(Figure collection entries)
────────────────────

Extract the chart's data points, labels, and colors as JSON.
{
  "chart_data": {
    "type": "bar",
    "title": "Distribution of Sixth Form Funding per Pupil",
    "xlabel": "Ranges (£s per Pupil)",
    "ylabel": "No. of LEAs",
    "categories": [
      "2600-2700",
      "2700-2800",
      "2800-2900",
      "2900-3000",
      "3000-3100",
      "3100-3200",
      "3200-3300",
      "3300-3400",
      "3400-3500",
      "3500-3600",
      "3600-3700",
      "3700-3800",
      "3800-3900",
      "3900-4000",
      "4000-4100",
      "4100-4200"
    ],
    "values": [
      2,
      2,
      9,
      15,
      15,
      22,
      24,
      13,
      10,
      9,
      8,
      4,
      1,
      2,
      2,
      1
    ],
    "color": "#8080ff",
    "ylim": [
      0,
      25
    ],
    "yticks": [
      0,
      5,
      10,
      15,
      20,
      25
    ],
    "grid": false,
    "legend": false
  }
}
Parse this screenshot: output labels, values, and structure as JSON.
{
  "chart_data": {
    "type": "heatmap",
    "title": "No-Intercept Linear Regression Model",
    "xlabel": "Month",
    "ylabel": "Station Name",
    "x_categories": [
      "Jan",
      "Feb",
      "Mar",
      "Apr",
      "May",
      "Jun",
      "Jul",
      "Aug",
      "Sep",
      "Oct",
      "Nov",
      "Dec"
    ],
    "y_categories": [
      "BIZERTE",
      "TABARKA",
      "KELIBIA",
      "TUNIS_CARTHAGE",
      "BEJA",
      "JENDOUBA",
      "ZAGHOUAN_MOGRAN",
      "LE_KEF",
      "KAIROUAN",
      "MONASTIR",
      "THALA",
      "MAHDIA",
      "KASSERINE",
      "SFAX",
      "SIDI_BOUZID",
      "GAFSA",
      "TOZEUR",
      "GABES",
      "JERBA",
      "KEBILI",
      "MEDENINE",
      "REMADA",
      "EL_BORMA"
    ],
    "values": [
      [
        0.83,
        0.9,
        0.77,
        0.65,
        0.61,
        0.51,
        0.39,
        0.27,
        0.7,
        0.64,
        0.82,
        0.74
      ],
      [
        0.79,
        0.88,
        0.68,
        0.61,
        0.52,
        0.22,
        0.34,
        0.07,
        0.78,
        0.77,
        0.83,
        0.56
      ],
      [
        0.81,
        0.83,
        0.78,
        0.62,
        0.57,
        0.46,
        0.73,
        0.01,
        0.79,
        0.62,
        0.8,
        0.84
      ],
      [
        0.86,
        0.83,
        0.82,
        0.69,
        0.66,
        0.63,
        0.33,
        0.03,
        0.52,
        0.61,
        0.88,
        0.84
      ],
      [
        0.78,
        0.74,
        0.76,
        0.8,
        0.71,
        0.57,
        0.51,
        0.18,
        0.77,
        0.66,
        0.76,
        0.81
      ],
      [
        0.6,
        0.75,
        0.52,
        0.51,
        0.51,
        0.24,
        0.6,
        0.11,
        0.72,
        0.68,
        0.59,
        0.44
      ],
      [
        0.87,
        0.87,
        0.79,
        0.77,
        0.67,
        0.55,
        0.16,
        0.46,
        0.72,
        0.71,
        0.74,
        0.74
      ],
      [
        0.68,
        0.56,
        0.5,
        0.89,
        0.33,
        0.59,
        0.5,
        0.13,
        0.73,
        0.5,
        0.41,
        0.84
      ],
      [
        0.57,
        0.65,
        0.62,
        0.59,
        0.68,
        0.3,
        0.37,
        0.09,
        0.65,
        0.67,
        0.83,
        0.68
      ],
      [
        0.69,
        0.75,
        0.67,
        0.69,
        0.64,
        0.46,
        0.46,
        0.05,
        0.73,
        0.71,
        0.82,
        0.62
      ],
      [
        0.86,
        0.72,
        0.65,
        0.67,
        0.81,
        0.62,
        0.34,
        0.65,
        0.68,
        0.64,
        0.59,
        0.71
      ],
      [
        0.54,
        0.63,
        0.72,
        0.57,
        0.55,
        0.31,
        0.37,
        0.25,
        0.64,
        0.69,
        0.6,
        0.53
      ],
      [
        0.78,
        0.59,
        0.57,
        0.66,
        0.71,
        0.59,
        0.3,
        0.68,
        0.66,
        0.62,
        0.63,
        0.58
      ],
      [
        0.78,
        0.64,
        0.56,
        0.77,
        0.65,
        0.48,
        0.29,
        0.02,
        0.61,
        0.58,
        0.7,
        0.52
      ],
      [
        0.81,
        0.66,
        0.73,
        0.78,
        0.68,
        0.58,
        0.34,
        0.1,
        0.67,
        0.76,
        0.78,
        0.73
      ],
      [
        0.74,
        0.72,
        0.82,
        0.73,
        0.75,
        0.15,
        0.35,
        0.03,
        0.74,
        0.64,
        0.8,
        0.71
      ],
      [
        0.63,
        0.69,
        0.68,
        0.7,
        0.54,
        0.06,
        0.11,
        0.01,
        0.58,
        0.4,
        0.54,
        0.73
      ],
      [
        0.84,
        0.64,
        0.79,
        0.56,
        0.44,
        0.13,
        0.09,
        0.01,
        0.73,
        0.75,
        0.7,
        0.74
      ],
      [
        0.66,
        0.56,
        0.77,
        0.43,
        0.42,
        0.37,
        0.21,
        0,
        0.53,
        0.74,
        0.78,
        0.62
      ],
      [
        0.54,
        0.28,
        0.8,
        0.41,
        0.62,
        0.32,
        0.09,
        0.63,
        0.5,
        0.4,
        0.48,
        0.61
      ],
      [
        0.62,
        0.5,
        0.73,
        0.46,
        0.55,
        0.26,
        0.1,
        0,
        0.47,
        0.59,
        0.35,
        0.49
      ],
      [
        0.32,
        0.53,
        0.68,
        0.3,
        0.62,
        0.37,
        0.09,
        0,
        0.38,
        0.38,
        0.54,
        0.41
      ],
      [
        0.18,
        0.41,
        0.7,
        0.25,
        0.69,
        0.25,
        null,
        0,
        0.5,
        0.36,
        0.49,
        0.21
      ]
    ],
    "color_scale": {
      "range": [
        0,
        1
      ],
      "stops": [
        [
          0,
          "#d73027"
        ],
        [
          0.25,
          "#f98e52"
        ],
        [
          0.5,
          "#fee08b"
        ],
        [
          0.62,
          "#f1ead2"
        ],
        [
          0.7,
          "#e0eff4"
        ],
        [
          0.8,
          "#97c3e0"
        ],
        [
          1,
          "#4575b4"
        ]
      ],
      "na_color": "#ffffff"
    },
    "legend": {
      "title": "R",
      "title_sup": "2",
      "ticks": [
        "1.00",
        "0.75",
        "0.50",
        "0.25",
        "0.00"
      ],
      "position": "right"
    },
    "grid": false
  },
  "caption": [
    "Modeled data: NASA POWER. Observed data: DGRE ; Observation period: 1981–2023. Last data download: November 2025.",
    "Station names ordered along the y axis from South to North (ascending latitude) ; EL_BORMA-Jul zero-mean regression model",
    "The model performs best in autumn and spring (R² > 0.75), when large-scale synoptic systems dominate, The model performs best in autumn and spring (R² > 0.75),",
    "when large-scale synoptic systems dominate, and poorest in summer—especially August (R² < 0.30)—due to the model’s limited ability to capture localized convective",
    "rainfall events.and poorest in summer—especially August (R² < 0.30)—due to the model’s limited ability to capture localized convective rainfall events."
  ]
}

────────────────────

Exercise goal >> Of the lines above, how many contain the word "especially"? Provide the number and nothing else.

Worked answer >> 2